Items from a dataset:
##############################
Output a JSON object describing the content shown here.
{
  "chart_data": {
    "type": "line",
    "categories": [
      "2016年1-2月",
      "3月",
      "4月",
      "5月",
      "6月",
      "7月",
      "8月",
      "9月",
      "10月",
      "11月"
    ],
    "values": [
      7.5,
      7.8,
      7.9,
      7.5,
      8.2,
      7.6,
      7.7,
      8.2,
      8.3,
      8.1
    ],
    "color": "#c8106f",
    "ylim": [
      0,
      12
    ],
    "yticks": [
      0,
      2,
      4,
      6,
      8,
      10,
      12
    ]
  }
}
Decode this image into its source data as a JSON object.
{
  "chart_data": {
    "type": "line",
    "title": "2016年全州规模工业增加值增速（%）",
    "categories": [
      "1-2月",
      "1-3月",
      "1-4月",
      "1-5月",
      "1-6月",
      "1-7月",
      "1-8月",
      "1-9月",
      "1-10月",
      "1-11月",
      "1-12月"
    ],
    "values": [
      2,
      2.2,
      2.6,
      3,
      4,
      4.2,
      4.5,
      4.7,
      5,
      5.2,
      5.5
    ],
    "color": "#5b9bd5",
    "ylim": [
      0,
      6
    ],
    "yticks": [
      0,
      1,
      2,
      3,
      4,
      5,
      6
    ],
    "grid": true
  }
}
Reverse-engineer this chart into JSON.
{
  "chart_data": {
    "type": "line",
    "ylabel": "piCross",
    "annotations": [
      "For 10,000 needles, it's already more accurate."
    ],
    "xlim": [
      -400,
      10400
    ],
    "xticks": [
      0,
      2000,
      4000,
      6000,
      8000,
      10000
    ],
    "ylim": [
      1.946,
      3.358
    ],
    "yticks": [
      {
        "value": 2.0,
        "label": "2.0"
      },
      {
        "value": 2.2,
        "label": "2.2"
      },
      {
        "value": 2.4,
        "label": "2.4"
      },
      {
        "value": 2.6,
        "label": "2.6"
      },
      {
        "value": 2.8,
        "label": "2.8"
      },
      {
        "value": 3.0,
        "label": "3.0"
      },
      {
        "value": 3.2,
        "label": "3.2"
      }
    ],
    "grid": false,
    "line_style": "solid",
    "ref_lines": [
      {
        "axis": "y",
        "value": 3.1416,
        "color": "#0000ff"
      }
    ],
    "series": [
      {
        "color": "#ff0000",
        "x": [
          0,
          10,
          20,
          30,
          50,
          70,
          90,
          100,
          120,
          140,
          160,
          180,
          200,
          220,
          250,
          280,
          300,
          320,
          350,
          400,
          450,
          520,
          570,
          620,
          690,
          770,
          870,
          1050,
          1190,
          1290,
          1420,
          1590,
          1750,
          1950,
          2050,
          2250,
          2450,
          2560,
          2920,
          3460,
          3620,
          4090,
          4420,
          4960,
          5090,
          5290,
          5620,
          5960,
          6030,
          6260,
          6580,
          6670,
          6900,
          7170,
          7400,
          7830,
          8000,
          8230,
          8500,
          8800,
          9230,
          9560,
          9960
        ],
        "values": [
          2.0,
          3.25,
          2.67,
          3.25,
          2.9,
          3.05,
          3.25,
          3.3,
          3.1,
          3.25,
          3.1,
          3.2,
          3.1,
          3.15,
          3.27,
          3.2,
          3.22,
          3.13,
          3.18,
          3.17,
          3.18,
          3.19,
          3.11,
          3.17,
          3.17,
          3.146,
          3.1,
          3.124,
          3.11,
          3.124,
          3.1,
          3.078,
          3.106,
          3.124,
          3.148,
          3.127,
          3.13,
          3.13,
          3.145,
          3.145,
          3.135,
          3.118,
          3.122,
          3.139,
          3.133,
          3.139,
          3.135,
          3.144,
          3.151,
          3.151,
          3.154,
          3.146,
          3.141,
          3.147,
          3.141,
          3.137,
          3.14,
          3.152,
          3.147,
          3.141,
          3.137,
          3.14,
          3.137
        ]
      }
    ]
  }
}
##############################
Work to complete:
Write out the material exactly as given.

Reply to the task:
Output a JSON object describing the content shown here.
{
  "chart_data": {
    "type": "line",
    "categories": [
      "2016年1-2月",
      "3月",
      "4月",
      "5月",
      "6月",
      "7月",
      "8月",
      "9月",
      "10月",
      "11月"
    ],
    "values": [
      7.5,
      7.8,
      7.9,
      7.5,
      8.2,
      7.6,
      7.7,
      8.2,
      8.3,
      8.1
    ],
    "color": "#c8106f",
    "ylim": [
      0,
      12
    ],
    "yticks": [
      0,
      2,
      4,
      6,
      8,
      10,
      12
    ]
  }
}
Decode this image into its source data as a JSON object.
{
  "chart_data": {
    "type": "line",
    "title": "2016年全州规模工业增加值增速（%）",
    "categories": [
      "1-2月",
      "1-3月",
      "1-4月",
      "1-5月",
      "1-6月",
      "1-7月",
      "1-8月",
      "1-9月",
      "1-10月",
      "1-11月",
      "1-12月"
    ],
    "values": [
      2,
      2.2,
      2.6,
      3,
      4,
      4.2,
      4.5,
      4.7,
      5,
      5.2,
      5.5
    ],
    "color": "#5b9bd5",
    "ylim": [
      0,
      6
    ],
    "yticks": [
      0,
      1,
      2,
      3,
      4,
      5,
      6
    ],
    "grid": true
  }
}
Reverse-engineer this chart into JSON.
{
  "chart_data": {
    "type": "line",
    "ylabel": "piCross",
    "annotations": [
      "For 10,000 needles, it's already more accurate."
    ],
    "xlim": [
      -400,
      10400
    ],
    "xticks": [
      0,
      2000,
      4000,
      6000,
      8000,
      10000
    ],
    "ylim": [
      1.946,
      3.358
    ],
    "yticks": [
      {
        "value": 2.0,
        "label": "2.0"
      },
      {
        "value": 2.2,
        "label": "2.2"
      },
      {
        "value": 2.4,
        "label": "2.4"
      },
      {
        "value": 2.6,
        "label": "2.6"
      },
      {
        "value": 2.8,
        "label": "2.8"
      },
      {
        "value": 3.0,
        "label": "3.0"
      },
      {
        "value": 3.2,
        "label": "3.2"
      }
    ],
    "grid": false,
    "line_style": "solid",
    "ref_lines": [
      {
        "axis": "y",
        "value": 3.1416,
        "color": "#0000ff"
      }
    ],
    "series": [
      {
        "color": "#ff0000",
        "x": [
          0,
          10,
          20,
          30,
          50,
          70,
          90,
          100,
          120,
          140,
          160,
          180,
          200,
          220,
          250,
          280,
          300,
          320,
          350,
          400,
          450,
          520,
          570,
          620,
          690,
          770,
          870,
          1050,
          1190,
          1290,
          1420,
          1590,
          1750,
          1950,
          2050,
          2250,
          2450,
          2560,
          2920,
          3460,
          3620,
          4090,
          4420,
          4960,
          5090,
          5290,
          5620,
          5960,
          6030,
          6260,
          6580,
          6670,
          6900,
          7170,
          7400,
          7830,
          8000,
          8230,
          8500,
          8800,
          9230,
          9560,
          9960
        ],
        "values": [
          2.0,
          3.25,
          2.67,
          3.25,
          2.9,
          3.05,
          3.25,
          3.3,
          3.1,
          3.25,
          3.1,
          3.2,
          3.1,
          3.15,
          3.27,
          3.2,
          3.22,
          3.13,
          3.18,
          3.17,
          3.18,
          3.19,
          3.11,
          3.17,
          3.17,
          3.146,
          3.1,
          3.124,
          3.11,
          3.124,
          3.1,
          3.078,
          3.106,
          3.124,
          3.148,
          3.127,
          3.13,
          3.13,
          3.145,
          3.145,
          3.135,
          3.118,
          3.122,
          3.139,
          3.133,
          3.139,
          3.135,
          3.144,
          3.151,
          3.151,
          3.154,
          3.146,
          3.141,
          3.147,
          3.141,
          3.137,
          3.14,
          3.152,
          3.147,
          3.141,
          3.137,
          3.14,
          3.137
        ]
      }
    ]
  }
}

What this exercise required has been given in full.